* START SOURCE RECORDS *

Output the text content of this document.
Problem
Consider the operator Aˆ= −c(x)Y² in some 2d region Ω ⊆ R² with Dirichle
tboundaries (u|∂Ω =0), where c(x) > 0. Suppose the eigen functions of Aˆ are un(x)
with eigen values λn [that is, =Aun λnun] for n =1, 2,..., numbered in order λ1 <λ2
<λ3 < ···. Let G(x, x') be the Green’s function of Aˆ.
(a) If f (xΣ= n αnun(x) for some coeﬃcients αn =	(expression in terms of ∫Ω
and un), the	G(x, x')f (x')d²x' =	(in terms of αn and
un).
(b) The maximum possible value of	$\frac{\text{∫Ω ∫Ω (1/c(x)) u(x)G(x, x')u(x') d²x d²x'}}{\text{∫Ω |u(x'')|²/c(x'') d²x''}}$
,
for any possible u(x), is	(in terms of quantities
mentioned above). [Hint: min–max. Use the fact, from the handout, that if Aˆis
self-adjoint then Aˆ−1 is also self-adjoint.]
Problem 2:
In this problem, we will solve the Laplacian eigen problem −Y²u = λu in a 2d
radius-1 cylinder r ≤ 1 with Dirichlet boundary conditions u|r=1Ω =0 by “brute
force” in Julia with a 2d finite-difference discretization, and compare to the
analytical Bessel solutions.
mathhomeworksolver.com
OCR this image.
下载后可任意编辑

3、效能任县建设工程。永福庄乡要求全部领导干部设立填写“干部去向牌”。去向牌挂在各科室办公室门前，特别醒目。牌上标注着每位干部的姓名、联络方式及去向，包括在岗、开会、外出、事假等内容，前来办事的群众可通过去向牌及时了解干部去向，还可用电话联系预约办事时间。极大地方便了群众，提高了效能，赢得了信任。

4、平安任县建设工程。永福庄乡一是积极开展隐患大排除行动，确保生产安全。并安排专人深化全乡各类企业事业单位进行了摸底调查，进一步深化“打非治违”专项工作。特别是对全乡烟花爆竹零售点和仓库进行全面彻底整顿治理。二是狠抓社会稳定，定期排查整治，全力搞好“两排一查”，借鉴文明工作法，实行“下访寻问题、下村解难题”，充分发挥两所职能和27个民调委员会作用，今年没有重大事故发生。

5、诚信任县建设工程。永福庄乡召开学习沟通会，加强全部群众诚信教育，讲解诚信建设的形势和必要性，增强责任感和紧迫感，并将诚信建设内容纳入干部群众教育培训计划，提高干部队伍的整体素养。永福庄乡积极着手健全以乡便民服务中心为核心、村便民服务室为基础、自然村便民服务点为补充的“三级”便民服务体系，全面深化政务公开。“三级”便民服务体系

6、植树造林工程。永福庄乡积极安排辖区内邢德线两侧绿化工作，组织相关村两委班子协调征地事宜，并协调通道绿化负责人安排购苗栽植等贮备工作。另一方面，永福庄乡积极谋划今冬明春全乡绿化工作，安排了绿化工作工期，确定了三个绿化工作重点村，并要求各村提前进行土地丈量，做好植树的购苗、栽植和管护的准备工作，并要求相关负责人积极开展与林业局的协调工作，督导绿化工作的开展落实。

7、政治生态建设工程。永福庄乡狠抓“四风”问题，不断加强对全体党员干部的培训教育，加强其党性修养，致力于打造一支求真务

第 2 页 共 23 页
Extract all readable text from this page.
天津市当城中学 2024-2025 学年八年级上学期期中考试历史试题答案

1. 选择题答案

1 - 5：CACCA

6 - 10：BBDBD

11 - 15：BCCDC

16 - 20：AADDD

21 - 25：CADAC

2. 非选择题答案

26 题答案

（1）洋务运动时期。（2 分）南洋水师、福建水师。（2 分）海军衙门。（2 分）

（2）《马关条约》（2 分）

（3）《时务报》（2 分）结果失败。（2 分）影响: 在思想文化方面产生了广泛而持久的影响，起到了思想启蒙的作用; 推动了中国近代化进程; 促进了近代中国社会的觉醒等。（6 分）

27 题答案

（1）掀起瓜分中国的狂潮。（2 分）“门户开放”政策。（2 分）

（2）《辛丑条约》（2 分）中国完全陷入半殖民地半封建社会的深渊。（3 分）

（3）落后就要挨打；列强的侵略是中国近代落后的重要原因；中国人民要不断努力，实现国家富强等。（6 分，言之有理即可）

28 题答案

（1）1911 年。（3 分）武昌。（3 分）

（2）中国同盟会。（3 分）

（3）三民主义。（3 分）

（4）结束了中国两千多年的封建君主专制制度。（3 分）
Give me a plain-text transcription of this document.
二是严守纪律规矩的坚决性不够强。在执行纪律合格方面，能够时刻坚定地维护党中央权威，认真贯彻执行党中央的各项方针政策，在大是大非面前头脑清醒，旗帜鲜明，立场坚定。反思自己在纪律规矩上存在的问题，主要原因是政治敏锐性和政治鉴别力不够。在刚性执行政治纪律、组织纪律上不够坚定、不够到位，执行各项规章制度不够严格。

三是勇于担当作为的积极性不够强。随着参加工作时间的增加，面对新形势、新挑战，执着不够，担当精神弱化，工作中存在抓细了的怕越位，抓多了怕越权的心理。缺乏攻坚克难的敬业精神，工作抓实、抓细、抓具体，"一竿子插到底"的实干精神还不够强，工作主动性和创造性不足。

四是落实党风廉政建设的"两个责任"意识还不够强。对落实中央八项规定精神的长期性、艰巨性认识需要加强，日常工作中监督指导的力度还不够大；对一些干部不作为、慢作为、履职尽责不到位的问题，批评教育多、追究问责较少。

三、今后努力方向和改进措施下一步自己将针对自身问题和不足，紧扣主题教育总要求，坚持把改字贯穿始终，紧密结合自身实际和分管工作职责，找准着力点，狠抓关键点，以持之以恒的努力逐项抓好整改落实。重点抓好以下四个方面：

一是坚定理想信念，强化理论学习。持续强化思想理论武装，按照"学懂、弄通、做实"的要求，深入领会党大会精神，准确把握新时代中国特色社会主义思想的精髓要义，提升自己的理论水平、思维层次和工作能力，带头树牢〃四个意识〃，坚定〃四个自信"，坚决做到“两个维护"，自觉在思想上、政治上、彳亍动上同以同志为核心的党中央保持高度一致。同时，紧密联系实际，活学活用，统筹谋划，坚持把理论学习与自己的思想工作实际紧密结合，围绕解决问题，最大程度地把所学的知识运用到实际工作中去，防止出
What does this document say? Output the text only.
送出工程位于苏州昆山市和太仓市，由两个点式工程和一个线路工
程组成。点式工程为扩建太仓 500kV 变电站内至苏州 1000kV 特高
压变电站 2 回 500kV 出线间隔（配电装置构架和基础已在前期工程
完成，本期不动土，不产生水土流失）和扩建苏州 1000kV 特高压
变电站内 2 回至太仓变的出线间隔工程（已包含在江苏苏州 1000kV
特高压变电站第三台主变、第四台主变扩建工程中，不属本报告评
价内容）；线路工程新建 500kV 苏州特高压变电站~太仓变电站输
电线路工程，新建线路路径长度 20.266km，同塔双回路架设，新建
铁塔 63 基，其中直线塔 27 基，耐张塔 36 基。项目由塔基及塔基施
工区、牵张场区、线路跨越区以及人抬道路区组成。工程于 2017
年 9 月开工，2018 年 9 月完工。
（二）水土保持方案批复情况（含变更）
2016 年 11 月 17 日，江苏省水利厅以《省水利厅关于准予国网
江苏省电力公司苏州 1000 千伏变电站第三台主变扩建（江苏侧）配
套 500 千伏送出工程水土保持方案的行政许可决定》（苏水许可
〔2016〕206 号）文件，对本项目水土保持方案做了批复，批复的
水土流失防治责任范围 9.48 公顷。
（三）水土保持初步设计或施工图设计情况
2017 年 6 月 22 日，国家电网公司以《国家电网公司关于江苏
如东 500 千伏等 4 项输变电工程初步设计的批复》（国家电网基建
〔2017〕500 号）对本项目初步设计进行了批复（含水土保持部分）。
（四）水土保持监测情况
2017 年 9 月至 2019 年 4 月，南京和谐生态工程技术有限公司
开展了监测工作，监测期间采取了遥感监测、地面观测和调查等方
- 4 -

* END SOURCE RECORDS *

• **STATED TASK**:
Starting from the line containing "What does this" and ending with the final line of the data, reproduce each line exactly as it appears, including no other lines.

• **RESPONSE**:
What does this document say? Output the text only.
送出工程位于苏州昆山市和太仓市，由两个点式工程和一个线路工
程组成。点式工程为扩建太仓 500kV 变电站内至苏州 1000kV 特高
压变电站 2 回 500kV 出线间隔（配电装置构架和基础已在前期工程
完成，本期不动土，不产生水土流失）和扩建苏州 1000kV 特高压
变电站内 2 回至太仓变的出线间隔工程（已包含在江苏苏州 1000kV
特高压变电站第三台主变、第四台主变扩建工程中，不属本报告评
价内容）；线路工程新建 500kV 苏州特高压变电站~太仓变电站输
电线路工程，新建线路路径长度 20.266km，同塔双回路架设，新建
铁塔 63 基，其中直线塔 27 基，耐张塔 36 基。项目由塔基及塔基施
工区、牵张场区、线路跨越区以及人抬道路区组成。工程于 2017
年 9 月开工，2018 年 9 月完工。
（二）水土保持方案批复情况（含变更）
2016 年 11 月 17 日，江苏省水利厅以《省水利厅关于准予国网
江苏省电力公司苏州 1000 千伏变电站第三台主变扩建（江苏侧）配
套 500 千伏送出工程水土保持方案的行政许可决定》（苏水许可
〔2016〕206 号）文件，对本项目水土保持方案做了批复，批复的
水土流失防治责任范围 9.48 公顷。
（三）水土保持初步设计或施工图设计情况
2017 年 6 月 22 日，国家电网公司以《国家电网公司关于江苏
如东 500 千伏等 4 项输变电工程初步设计的批复》（国家电网基建
〔2017〕500 号）对本项目初步设计进行了批复（含水土保持部分）。
（四）水土保持监测情况
2017 年 9 月至 2019 年 4 月，南京和谐生态工程技术有限公司
开展了监测工作，监测期间采取了遥感监测、地面观测和调查等方
- 4 -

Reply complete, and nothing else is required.